Start of Given information

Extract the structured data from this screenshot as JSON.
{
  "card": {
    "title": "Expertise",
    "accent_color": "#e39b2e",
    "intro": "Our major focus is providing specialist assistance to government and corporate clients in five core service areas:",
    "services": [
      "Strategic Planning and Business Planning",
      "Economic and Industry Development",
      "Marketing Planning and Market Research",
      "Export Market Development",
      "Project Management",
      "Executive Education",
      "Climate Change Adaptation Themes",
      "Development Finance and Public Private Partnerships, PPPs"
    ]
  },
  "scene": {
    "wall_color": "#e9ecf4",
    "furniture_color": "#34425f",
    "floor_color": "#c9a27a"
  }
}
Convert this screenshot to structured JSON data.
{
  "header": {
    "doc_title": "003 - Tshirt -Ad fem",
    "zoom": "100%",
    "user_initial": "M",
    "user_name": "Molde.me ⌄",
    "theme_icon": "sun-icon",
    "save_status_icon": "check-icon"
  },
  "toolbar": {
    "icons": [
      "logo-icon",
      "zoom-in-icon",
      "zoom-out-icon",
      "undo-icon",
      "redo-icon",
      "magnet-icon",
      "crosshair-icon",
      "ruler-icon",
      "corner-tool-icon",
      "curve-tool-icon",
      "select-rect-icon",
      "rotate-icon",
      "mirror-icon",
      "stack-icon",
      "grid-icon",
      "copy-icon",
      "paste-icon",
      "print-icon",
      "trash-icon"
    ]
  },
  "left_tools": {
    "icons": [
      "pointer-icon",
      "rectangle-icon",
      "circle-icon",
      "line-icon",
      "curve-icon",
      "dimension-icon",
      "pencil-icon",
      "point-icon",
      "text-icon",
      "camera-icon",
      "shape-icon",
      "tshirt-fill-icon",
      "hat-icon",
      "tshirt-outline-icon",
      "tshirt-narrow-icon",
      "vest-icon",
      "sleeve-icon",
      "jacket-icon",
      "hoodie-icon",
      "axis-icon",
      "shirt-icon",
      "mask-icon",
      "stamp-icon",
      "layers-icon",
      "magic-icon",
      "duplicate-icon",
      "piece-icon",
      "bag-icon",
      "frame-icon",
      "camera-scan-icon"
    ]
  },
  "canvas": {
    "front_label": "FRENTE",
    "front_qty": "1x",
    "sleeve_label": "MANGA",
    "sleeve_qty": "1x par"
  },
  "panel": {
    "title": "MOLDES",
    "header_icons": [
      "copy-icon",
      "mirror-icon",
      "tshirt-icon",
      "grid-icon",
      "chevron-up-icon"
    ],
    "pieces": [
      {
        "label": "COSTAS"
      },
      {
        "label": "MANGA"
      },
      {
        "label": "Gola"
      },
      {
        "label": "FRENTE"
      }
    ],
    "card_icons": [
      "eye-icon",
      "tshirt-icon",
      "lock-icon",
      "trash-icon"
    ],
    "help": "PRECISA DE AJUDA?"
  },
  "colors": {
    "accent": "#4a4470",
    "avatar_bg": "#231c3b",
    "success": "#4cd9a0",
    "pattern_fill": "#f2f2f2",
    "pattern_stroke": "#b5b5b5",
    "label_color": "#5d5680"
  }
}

End of Given information

__What the exercise asks__.
Select the lines from the entries that include the word "data".

__Result of this exercise__.
Extract the structured data from this screenshot as JSON.
Convert this screenshot to structured JSON data.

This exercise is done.